Figure record extracts
____________
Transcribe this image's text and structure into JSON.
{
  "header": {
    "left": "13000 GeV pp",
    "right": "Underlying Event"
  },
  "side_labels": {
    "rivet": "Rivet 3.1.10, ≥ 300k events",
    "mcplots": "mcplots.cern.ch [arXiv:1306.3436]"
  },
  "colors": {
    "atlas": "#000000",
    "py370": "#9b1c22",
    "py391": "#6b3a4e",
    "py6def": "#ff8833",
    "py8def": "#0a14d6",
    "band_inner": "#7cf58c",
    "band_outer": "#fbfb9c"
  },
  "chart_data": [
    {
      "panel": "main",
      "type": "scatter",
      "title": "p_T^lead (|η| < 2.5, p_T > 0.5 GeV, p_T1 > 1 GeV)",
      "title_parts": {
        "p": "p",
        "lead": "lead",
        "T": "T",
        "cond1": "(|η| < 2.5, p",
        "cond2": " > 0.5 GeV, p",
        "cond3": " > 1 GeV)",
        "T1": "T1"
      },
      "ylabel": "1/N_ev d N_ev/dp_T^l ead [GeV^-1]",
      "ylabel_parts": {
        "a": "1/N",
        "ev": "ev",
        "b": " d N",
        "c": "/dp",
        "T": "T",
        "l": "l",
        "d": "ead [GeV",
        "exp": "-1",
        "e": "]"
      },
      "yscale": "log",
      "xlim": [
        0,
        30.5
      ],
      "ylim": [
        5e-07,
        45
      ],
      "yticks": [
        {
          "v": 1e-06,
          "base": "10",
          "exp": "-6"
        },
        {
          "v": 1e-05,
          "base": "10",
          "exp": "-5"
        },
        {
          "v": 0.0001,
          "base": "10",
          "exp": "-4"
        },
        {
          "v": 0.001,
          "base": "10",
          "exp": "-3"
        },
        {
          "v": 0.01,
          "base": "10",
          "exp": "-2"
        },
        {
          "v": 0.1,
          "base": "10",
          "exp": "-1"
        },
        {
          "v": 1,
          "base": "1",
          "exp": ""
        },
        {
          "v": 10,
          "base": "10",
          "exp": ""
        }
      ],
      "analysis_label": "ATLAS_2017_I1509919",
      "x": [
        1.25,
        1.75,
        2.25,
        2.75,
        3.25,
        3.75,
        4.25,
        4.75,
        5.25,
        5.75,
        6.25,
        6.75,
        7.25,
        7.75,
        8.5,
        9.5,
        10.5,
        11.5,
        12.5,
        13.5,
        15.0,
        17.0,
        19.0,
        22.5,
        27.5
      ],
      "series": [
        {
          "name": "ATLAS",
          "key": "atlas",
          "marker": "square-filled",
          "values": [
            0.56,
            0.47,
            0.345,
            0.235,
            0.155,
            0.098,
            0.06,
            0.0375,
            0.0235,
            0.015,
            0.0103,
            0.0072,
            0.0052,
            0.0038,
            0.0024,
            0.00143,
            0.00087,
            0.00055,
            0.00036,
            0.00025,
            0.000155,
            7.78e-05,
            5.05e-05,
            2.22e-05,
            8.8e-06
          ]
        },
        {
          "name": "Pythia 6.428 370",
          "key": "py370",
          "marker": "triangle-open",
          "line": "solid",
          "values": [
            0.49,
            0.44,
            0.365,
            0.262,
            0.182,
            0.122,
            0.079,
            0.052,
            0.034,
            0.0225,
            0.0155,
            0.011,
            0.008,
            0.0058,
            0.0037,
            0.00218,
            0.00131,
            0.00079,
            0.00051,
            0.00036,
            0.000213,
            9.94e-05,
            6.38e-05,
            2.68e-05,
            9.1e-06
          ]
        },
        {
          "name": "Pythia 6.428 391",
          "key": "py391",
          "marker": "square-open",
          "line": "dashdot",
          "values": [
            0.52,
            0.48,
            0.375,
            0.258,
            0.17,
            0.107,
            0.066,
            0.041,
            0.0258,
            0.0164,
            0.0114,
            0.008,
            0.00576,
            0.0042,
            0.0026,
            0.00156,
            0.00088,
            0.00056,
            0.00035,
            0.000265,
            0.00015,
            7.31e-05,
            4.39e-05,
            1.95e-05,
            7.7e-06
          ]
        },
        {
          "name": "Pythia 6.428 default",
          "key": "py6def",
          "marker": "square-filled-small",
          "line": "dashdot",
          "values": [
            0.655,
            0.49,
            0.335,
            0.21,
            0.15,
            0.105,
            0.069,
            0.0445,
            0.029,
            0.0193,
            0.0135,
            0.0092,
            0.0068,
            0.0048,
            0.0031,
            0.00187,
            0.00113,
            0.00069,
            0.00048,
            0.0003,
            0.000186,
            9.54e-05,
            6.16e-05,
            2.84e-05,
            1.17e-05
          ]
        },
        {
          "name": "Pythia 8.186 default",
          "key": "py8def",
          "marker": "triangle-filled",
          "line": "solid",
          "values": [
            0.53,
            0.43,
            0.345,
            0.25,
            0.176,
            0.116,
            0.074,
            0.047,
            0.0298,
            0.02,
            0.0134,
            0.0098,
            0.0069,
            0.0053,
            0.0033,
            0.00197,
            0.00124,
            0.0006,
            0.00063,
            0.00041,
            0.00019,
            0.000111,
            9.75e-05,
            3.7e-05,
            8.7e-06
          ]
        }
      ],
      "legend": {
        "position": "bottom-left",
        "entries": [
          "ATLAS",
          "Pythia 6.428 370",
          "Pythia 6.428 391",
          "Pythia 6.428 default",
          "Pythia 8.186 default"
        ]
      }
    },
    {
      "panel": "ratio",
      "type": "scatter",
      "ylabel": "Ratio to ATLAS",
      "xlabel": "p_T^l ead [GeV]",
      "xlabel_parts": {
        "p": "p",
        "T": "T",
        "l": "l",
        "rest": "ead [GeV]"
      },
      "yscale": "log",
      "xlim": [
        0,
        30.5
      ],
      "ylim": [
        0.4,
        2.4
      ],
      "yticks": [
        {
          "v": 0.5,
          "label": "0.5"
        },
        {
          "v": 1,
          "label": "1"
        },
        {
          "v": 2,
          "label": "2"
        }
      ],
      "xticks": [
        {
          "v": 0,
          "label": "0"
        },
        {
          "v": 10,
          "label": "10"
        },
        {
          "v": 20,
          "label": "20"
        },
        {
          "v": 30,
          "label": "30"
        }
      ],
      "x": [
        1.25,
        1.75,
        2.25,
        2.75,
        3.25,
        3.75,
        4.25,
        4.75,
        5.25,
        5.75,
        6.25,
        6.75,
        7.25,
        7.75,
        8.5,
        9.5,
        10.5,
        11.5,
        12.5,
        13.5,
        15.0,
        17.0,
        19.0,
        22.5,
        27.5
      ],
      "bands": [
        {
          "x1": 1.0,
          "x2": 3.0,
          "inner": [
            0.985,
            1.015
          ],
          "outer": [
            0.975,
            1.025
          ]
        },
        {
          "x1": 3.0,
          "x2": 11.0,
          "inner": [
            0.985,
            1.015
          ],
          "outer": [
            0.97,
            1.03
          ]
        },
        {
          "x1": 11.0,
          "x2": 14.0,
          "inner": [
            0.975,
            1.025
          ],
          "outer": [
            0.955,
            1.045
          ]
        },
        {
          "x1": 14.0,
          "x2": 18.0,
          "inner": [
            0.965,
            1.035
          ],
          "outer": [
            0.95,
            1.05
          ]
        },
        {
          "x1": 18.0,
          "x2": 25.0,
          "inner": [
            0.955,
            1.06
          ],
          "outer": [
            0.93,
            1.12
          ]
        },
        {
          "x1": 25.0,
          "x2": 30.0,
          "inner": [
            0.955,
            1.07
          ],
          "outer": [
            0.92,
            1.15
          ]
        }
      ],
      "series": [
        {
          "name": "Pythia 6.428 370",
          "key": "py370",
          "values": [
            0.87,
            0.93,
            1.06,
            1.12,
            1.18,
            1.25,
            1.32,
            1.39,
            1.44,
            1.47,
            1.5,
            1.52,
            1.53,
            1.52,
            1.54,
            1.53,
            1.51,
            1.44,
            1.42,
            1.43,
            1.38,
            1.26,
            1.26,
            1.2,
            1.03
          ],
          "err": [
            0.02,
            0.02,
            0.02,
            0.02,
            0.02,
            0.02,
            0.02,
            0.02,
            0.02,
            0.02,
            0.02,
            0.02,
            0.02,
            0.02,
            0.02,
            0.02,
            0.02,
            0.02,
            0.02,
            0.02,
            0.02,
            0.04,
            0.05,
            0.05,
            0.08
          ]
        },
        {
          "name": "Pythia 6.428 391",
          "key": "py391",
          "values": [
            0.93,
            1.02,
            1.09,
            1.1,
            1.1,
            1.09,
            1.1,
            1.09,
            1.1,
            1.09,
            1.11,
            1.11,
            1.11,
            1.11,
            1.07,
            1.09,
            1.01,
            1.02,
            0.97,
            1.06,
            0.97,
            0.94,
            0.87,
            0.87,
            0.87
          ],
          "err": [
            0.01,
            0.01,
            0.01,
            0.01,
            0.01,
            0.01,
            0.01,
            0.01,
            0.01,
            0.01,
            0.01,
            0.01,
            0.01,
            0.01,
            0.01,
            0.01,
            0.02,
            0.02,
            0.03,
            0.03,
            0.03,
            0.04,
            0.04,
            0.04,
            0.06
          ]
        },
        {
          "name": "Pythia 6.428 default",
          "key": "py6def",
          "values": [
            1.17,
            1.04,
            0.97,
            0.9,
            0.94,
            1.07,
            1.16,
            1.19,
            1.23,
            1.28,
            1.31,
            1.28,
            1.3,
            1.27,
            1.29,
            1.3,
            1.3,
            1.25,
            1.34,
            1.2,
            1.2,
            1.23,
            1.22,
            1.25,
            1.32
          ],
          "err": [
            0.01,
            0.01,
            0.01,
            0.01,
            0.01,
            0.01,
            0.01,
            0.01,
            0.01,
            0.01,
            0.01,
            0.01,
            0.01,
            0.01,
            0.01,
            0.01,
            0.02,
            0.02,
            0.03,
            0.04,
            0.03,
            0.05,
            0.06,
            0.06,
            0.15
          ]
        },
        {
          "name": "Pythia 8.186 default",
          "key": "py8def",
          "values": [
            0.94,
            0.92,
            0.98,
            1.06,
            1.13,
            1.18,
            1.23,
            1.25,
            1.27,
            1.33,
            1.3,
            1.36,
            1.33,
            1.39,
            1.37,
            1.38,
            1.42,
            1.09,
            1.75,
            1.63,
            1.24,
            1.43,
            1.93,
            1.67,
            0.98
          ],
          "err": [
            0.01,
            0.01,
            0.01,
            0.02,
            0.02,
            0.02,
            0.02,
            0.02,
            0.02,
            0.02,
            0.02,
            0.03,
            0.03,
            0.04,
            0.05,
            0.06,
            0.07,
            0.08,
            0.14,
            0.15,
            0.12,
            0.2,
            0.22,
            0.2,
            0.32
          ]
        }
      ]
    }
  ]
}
____________
§ **WORK INSTRUCTIONS**: From the entries above, copy every line containing the word "lead".

§ **COMPLETED TASK**:
      "title": "p_T^lead (|η| < 2.5, p_T > 0.5 GeV, p_T1 > 1 GeV)",
        "lead": "lead",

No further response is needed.